**Task goal**
Make an exact copy of the records, with the images left out.

[Data records]
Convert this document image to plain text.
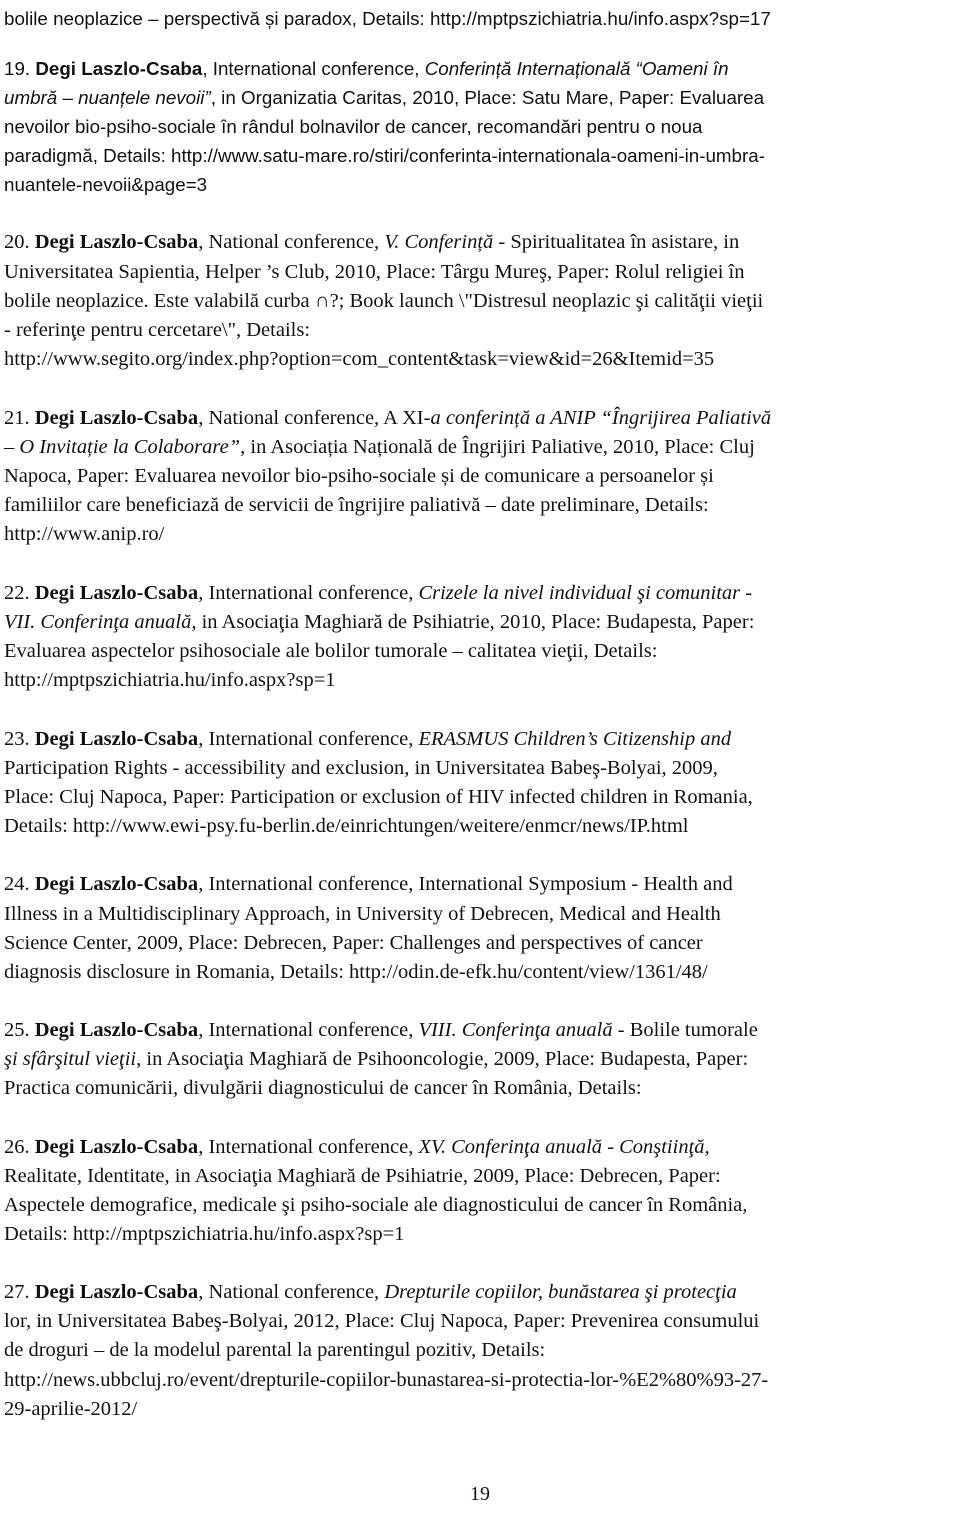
bolile neoplazice – perspectivă și paradox, Details: http://mptpszichiatria.hu/info.aspx?sp=17
19. Degi Laszlo-Csaba, International conference, Conferință Internațională “Oameni în
umbră – nuanțele nevoii”, in Organizatia Caritas, 2010, Place: Satu Mare, Paper: Evaluarea
nevoilor bio-psiho-sociale în rândul bolnavilor de cancer, recomandări pentru o noua
paradigmă, Details: http://www.satu-mare.ro/stiri/conferinta-internationala-oameni-in-umbra-
nuantele-nevoii&page=3
20. Degi Laszlo-Csaba, National conference, V. Conferință - Spiritualitatea în asistare, in
Universitatea Sapientia, Helper ’s Club, 2010, Place: Târgu Mureş, Paper: Rolul religiei în
bolile neoplazice. Este valabilă curba ∩?; Book launch \"Distresul neoplazic şi calităţii vieţii
- referinţe pentru cercetare\", Details:
http://www.segito.org/index.php?option=com_content&task=view&id=26&Itemid=35
21. Degi Laszlo-Csaba, National conference, A XI-a conferință a ANIP “Îngrijirea Paliativă
– O Invitație la Colaborare”, in Asociația Națională de Îngrijiri Paliative, 2010, Place: Cluj
Napoca, Paper: Evaluarea nevoilor bio-psiho-sociale și de comunicare a persoanelor și
familiilor care beneficiază de servicii de îngrijire paliativă – date preliminare, Details:
http://www.anip.ro/
22. Degi Laszlo-Csaba, International conference, Crizele la nivel individual şi comunitar -
VII. Conferinţa anuală, in Asociaţia Maghiară de Psihiatrie, 2010, Place: Budapesta, Paper:
Evaluarea aspectelor psihosociale ale bolilor tumorale – calitatea vieţii, Details:
http://mptpszichiatria.hu/info.aspx?sp=1
23. Degi Laszlo-Csaba, International conference, ERASMUS Children’s Citizenship and
Participation Rights - accessibility and exclusion, in Universitatea Babeş-Bolyai, 2009,
Place: Cluj Napoca, Paper: Participation or exclusion of HIV infected children in Romania,
Details: http://www.ewi-psy.fu-berlin.de/einrichtungen/weitere/enmcr/news/IP.html
24. Degi Laszlo-Csaba, International conference, International Symposium - Health and
Illness in a Multidisciplinary Approach, in University of Debrecen, Medical and Health
Science Center, 2009, Place: Debrecen, Paper: Challenges and perspectives of cancer
diagnosis disclosure in Romania, Details: http://odin.de-efk.hu/content/view/1361/48/
25. Degi Laszlo-Csaba, International conference, VIII. Conferinţa anuală - Bolile tumorale
şi sfârşitul vieţii, in Asociaţia Maghiară de Psihooncologie, 2009, Place: Budapesta, Paper:
Practica comunicării, divulgării diagnosticului de cancer în România, Details:
26. Degi Laszlo-Csaba, International conference, XV. Conferinţa anuală - Conştiinţă,
Realitate, Identitate, in Asociaţia Maghiară de Psihiatrie, 2009, Place: Debrecen, Paper:
Aspectele demografice, medicale şi psiho-sociale ale diagnosticului de cancer în România,
Details: http://mptpszichiatria.hu/info.aspx?sp=1
27. Degi Laszlo-Csaba, National conference, Drepturile copiilor, bunăstarea şi protecţia
lor, in Universitatea Babeş-Bolyai, 2012, Place: Cluj Napoca, Paper: Prevenirea consumului
de droguri – de la modelul parental la parentingul pozitiv, Details:
http://news.ubbcluj.ro/event/drepturile-copiilor-bunastarea-si-protectia-lor-%E2%80%93-27-
29-aprilie-2012/
19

**Result of this exercise**
Convert this document image to plain text.
bolile neoplazice – perspectivă și paradox, Details: http://mptpszichiatria.hu/info.aspx?sp=17
19. Degi Laszlo-Csaba, International conference, Conferință Internațională “Oameni în
umbră – nuanțele nevoii”, in Organizatia Caritas, 2010, Place: Satu Mare, Paper: Evaluarea
nevoilor bio-psiho-sociale în rândul bolnavilor de cancer, recomandări pentru o noua
paradigmă, Details: http://www.satu-mare.ro/stiri/conferinta-internationala-oameni-in-umbra-
nuantele-nevoii&page=3
20. Degi Laszlo-Csaba, National conference, V. Conferință - Spiritualitatea în asistare, in
Universitatea Sapientia, Helper ’s Club, 2010, Place: Târgu Mureş, Paper: Rolul religiei în
bolile neoplazice. Este valabilă curba ∩?; Book launch \"Distresul neoplazic şi calităţii vieţii
- referinţe pentru cercetare\", Details:
http://www.segito.org/index.php?option=com_content&task=view&id=26&Itemid=35
21. Degi Laszlo-Csaba, National conference, A XI-a conferință a ANIP “Îngrijirea Paliativă
– O Invitație la Colaborare”, in Asociația Națională de Îngrijiri Paliative, 2010, Place: Cluj
Napoca, Paper: Evaluarea nevoilor bio-psiho-sociale și de comunicare a persoanelor și
familiilor care beneficiază de servicii de îngrijire paliativă – date preliminare, Details:
http://www.anip.ro/
22. Degi Laszlo-Csaba, International conference, Crizele la nivel individual şi comunitar -
VII. Conferinţa anuală, in Asociaţia Maghiară de Psihiatrie, 2010, Place: Budapesta, Paper:
Evaluarea aspectelor psihosociale ale bolilor tumorale – calitatea vieţii, Details:
http://mptpszichiatria.hu/info.aspx?sp=1
23. Degi Laszlo-Csaba, International conference, ERASMUS Children’s Citizenship and
Participation Rights - accessibility and exclusion, in Universitatea Babeş-Bolyai, 2009,
Place: Cluj Napoca, Paper: Participation or exclusion of HIV infected children in Romania,
Details: http://www.ewi-psy.fu-berlin.de/einrichtungen/weitere/enmcr/news/IP.html
24. Degi Laszlo-Csaba, International conference, International Symposium - Health and
Illness in a Multidisciplinary Approach, in University of Debrecen, Medical and Health
Science Center, 2009, Place: Debrecen, Paper: Challenges and perspectives of cancer
diagnosis disclosure in Romania, Details: http://odin.de-efk.hu/content/view/1361/48/
25. Degi Laszlo-Csaba, International conference, VIII. Conferinţa anuală - Bolile tumorale
şi sfârşitul vieţii, in Asociaţia Maghiară de Psihooncologie, 2009, Place: Budapesta, Paper:
Practica comunicării, divulgării diagnosticului de cancer în România, Details:
26. Degi Laszlo-Csaba, International conference, XV. Conferinţa anuală - Conştiinţă,
Realitate, Identitate, in Asociaţia Maghiară de Psihiatrie, 2009, Place: Debrecen, Paper:
Aspectele demografice, medicale şi psiho-sociale ale diagnosticului de cancer în România,
Details: http://mptpszichiatria.hu/info.aspx?sp=1
27. Degi Laszlo-Csaba, National conference, Drepturile copiilor, bunăstarea şi protecţia
lor, in Universitatea Babeş-Bolyai, 2012, Place: Cluj Napoca, Paper: Prevenirea consumului
de droguri – de la modelul parental la parentingul pozitiv, Details:
http://news.ubbcluj.ro/event/drepturile-copiilor-bunastarea-si-protectia-lor-%E2%80%93-27-
29-aprilie-2012/
19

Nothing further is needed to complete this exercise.